→ **STORED DATA**
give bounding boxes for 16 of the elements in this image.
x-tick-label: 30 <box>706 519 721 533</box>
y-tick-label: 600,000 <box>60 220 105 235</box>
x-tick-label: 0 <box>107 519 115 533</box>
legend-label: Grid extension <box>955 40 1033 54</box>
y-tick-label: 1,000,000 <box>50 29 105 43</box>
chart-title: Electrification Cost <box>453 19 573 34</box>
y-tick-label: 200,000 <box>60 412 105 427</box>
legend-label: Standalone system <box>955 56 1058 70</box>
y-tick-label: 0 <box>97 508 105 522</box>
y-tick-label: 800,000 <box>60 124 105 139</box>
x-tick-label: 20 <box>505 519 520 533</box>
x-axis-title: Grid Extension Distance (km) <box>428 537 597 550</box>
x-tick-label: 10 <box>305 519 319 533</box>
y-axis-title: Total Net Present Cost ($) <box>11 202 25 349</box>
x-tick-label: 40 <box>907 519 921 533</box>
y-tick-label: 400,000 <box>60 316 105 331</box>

--

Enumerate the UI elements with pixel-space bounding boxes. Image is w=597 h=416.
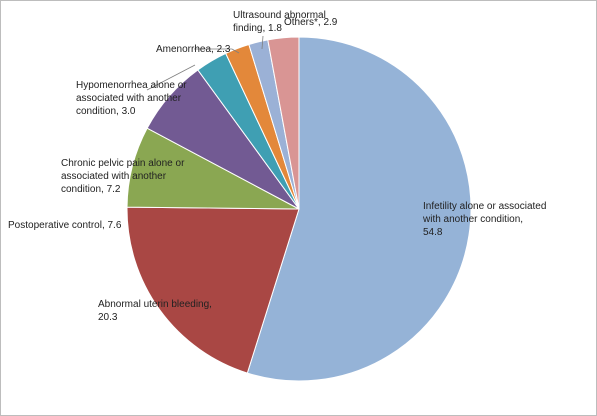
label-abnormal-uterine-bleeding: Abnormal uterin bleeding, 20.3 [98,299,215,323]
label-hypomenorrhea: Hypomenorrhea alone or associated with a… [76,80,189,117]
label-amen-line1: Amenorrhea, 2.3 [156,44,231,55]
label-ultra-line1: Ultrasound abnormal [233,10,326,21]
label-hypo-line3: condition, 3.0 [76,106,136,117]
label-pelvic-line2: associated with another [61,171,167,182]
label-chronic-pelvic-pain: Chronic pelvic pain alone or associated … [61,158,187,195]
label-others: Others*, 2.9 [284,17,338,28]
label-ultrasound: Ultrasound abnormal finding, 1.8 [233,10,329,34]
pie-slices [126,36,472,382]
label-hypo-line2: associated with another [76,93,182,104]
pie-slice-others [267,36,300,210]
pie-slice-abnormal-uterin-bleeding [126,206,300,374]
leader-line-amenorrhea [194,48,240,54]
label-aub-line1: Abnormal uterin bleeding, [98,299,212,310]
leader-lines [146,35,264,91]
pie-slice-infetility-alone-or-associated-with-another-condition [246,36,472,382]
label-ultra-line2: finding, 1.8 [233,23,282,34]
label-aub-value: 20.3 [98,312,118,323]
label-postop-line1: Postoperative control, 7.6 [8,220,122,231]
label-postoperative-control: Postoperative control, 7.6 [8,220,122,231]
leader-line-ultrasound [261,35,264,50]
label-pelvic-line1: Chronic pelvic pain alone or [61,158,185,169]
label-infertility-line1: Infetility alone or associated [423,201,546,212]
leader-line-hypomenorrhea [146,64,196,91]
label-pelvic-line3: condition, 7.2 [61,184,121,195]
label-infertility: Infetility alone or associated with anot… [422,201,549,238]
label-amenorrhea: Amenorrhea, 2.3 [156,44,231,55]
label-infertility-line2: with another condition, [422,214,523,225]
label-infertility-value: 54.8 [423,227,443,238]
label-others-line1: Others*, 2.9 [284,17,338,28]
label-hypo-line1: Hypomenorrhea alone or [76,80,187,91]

→ **BRIEF**
Rewrite the items from the line containing "give bounding boxes" through the line containing "y-tick-label: 200,000 <box>60", replacing "Electrification Cost" with "Electrification Expense" and keeping everything else the same.

→ **CORRECT OUTPUT**
give bounding boxes for 16 of the elements in this image.
x-tick-label: 30 <box>706 519 721 533</box>
y-tick-label: 600,000 <box>60 220 105 235</box>
x-tick-label: 0 <box>107 519 115 533</box>
legend-label: Grid extension <box>955 40 1033 54</box>
y-tick-label: 1,000,000 <box>50 29 105 43</box>
chart-title: Electrification Expense <box>453 19 573 34</box>
y-tick-label: 200,000 <box>60 412 105 427</box>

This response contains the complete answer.